§ **Goal**
Select each line in the items below that contains the string "variant". Case counts.
(begin)
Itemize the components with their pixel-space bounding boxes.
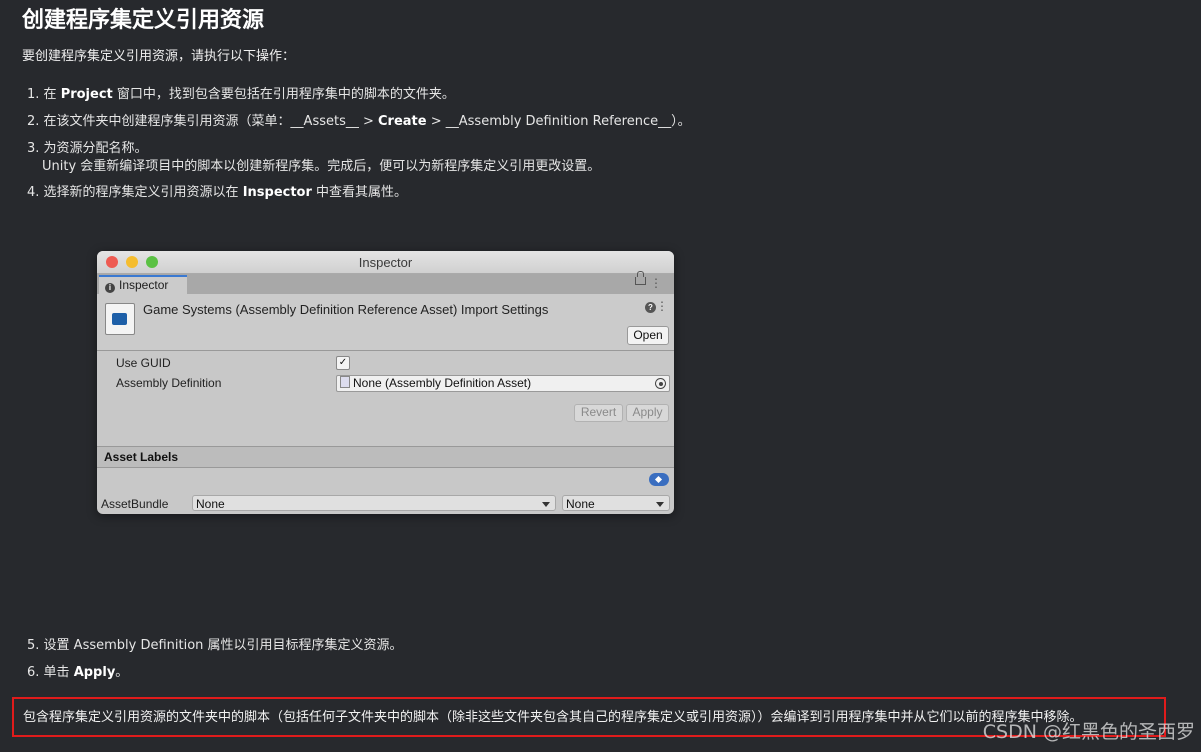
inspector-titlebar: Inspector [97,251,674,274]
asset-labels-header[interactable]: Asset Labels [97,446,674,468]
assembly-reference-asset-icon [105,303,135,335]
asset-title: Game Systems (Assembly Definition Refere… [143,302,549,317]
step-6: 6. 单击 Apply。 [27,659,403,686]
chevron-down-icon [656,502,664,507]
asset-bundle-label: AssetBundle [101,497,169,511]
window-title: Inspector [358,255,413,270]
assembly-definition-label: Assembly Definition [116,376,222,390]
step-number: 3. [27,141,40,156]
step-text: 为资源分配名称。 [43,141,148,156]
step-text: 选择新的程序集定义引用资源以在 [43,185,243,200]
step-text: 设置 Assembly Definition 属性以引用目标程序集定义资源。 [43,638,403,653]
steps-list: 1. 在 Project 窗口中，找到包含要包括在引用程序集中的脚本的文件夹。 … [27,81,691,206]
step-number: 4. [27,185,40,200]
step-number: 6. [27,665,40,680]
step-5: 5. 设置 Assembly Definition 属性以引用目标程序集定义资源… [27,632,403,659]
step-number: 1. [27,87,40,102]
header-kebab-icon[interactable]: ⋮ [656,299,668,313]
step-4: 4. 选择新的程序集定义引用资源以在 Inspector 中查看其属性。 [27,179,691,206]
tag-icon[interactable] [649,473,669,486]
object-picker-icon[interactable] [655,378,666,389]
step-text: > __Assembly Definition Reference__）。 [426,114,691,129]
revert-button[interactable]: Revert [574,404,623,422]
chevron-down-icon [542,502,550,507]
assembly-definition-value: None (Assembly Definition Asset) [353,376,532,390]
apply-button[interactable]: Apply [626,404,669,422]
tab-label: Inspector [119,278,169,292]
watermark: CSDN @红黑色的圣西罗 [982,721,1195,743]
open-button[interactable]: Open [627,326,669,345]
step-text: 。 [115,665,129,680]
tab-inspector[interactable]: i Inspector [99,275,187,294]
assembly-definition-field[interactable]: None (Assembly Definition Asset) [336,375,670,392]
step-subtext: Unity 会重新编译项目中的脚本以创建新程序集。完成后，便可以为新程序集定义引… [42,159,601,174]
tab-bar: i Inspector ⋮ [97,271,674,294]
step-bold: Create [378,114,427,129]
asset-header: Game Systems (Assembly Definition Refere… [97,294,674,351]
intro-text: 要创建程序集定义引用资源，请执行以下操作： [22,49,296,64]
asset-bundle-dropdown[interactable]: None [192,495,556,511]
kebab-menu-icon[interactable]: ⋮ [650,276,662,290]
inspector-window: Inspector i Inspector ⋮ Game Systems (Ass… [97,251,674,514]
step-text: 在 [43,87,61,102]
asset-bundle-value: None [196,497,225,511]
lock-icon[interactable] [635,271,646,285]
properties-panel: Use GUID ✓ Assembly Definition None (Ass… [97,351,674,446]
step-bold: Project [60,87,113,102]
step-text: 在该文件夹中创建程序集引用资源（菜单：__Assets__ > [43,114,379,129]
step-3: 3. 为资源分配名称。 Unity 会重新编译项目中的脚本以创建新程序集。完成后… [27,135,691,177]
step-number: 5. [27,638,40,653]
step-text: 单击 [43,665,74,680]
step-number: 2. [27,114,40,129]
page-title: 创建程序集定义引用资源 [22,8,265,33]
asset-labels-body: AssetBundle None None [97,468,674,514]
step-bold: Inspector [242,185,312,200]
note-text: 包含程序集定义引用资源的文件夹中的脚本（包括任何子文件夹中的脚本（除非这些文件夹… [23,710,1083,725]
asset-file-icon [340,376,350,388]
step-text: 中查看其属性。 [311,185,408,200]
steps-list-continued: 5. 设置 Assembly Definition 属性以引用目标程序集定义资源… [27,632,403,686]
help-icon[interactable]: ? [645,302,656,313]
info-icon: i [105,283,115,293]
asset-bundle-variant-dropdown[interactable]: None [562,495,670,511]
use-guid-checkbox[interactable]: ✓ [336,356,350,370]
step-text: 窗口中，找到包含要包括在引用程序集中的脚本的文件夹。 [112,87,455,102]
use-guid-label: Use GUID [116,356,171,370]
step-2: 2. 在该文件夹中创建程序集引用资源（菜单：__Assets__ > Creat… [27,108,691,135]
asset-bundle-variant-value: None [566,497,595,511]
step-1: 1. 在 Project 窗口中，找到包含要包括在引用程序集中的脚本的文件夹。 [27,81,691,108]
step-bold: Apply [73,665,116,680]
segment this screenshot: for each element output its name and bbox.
(end)
(begin)
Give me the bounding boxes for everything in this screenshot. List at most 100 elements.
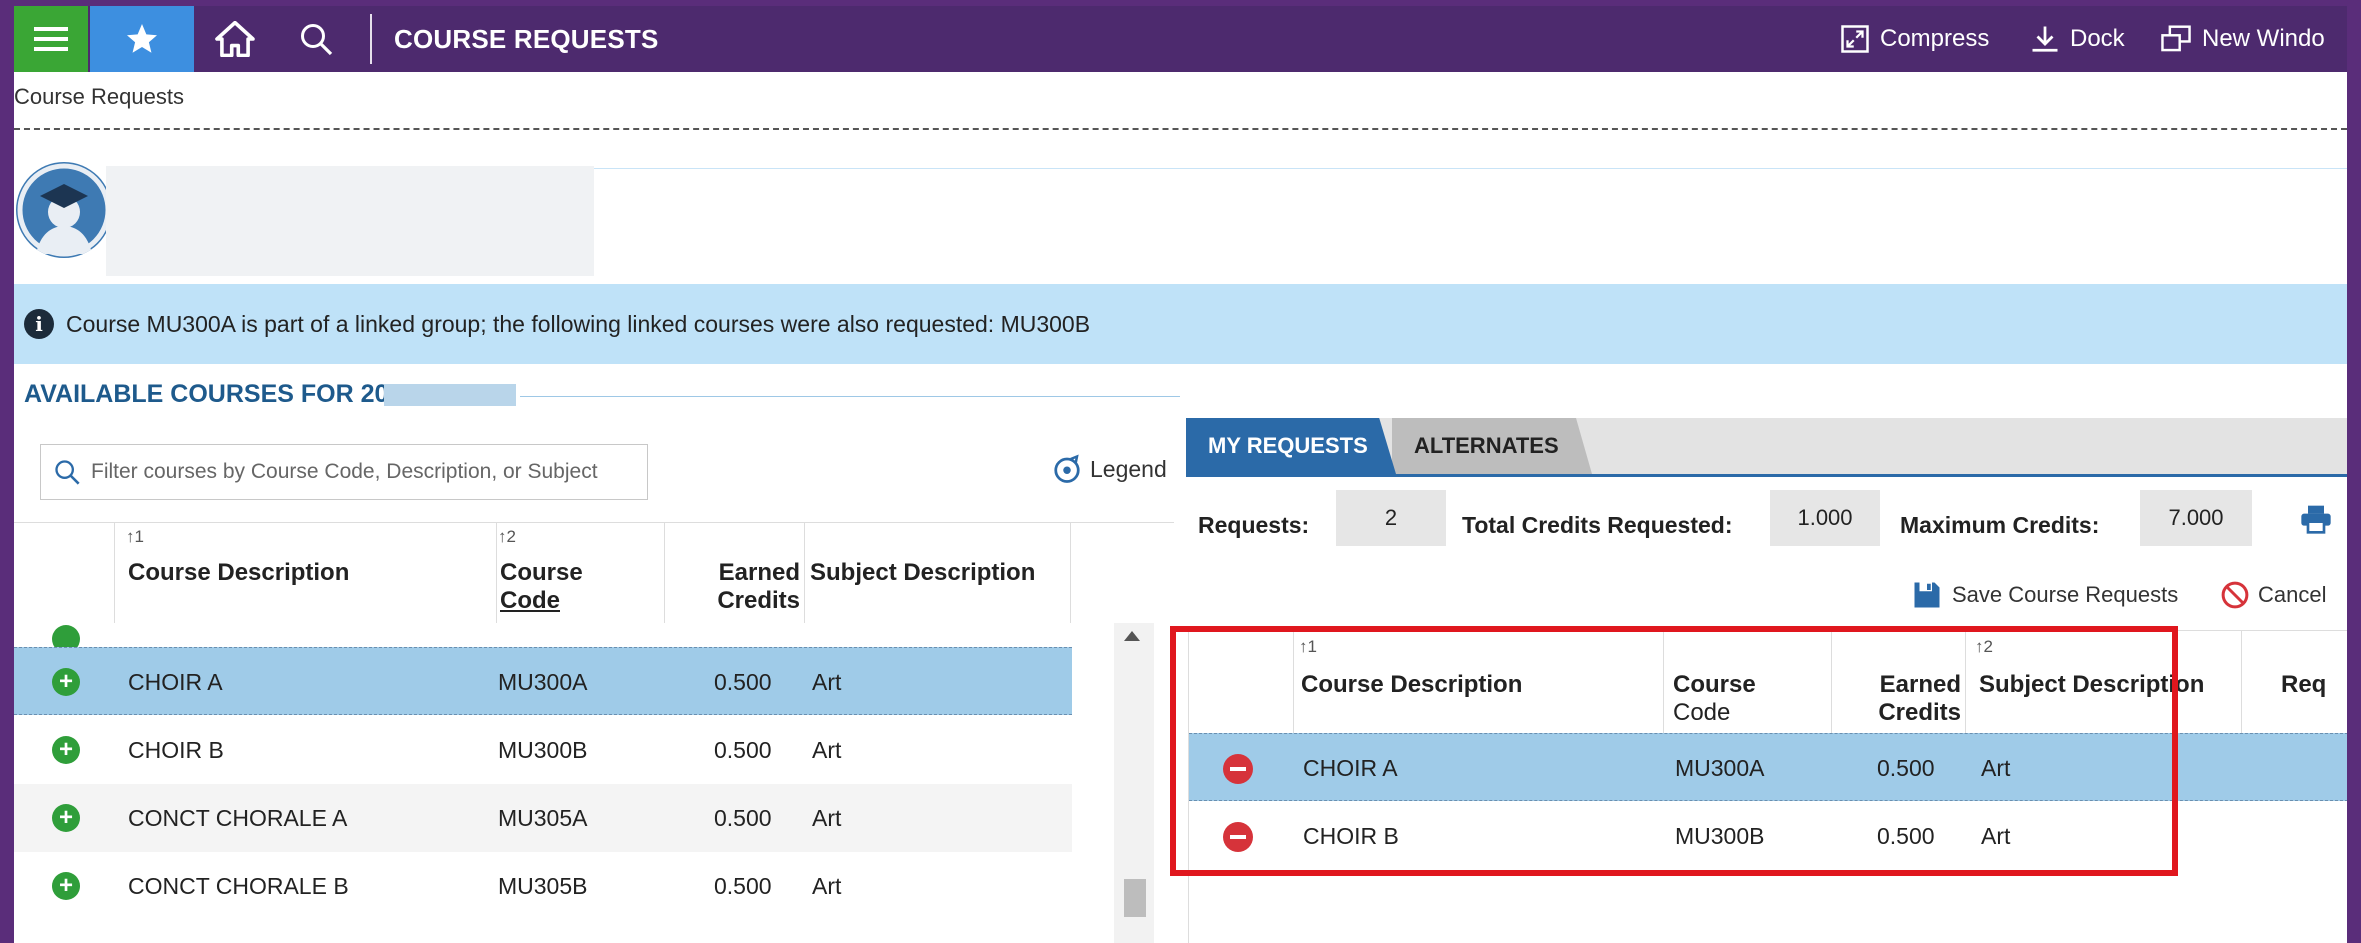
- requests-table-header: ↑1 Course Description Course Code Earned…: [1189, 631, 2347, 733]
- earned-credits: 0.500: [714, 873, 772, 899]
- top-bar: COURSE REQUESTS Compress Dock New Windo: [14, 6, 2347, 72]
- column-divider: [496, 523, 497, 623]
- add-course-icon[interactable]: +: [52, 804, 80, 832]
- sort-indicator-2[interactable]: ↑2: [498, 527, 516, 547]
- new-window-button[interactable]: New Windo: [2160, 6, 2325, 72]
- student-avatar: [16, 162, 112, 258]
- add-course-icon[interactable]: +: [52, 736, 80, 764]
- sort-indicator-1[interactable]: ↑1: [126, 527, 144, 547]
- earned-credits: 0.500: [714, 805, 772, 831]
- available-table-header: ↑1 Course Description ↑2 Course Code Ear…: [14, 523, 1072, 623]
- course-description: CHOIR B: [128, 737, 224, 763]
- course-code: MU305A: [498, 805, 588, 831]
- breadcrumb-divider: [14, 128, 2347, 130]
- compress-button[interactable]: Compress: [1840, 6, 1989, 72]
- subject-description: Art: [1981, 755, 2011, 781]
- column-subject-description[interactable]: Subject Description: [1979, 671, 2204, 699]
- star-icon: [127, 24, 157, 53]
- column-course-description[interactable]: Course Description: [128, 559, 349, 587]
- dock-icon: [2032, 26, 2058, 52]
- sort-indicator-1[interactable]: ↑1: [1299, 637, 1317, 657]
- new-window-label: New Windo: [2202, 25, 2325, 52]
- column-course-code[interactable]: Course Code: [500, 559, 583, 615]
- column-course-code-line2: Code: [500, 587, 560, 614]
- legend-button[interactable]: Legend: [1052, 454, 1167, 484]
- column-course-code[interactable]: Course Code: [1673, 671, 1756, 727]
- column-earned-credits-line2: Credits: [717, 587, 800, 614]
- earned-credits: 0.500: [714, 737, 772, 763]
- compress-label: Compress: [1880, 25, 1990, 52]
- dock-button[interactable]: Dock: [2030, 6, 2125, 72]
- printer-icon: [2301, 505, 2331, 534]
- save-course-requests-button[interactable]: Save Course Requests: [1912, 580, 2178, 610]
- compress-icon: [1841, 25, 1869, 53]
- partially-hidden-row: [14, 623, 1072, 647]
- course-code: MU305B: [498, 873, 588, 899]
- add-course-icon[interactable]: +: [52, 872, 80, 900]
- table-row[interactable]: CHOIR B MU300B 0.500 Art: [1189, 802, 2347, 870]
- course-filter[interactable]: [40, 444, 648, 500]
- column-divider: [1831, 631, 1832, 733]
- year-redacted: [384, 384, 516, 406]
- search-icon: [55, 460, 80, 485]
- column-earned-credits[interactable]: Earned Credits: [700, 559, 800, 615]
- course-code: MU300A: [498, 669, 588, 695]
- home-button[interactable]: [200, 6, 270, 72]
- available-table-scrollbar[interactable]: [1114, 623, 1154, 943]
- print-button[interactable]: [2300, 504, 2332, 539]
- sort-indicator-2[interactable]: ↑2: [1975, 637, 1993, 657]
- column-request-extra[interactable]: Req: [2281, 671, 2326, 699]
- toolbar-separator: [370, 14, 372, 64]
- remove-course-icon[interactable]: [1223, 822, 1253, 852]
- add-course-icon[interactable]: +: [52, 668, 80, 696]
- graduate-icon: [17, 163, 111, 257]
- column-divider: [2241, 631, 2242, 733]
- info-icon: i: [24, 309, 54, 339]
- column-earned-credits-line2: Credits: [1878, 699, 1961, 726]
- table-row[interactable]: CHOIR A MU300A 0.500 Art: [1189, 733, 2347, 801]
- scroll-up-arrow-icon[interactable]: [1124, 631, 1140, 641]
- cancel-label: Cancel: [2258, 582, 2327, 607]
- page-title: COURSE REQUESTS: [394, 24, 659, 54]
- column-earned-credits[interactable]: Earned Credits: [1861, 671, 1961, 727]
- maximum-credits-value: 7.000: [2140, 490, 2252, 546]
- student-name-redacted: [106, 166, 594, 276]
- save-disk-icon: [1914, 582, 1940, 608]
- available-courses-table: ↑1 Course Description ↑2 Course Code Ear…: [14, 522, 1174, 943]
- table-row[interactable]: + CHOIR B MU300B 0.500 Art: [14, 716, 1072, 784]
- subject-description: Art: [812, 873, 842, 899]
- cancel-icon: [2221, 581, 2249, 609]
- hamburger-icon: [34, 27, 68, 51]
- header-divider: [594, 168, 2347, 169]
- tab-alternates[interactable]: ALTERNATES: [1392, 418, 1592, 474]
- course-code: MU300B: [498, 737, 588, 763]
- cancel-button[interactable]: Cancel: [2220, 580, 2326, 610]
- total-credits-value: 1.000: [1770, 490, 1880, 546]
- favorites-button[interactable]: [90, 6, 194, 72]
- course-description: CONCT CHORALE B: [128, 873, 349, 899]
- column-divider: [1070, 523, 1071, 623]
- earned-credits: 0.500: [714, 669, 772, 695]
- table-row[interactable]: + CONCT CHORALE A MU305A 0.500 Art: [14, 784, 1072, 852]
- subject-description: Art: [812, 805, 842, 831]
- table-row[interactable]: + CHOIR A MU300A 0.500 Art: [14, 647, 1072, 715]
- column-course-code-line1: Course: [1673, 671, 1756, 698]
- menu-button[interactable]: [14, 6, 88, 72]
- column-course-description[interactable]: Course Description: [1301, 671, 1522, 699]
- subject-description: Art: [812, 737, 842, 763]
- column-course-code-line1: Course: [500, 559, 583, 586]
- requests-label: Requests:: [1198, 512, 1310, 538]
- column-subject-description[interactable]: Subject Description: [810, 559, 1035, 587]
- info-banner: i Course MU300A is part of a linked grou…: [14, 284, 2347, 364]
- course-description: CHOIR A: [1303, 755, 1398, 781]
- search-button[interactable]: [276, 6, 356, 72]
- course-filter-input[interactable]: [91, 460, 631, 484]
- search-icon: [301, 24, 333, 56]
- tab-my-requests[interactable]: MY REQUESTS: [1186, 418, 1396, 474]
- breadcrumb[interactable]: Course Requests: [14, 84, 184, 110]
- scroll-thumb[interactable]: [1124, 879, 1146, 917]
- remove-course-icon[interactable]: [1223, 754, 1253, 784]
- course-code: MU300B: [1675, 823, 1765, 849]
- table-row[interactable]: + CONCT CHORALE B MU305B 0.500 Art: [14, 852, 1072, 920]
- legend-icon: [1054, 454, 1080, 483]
(end)
§ **The answer**
asset-bundle-variant-dropdown[interactable]: None [562,495,670,511]
asset-bundle-variant-value: None [566,497,595,511]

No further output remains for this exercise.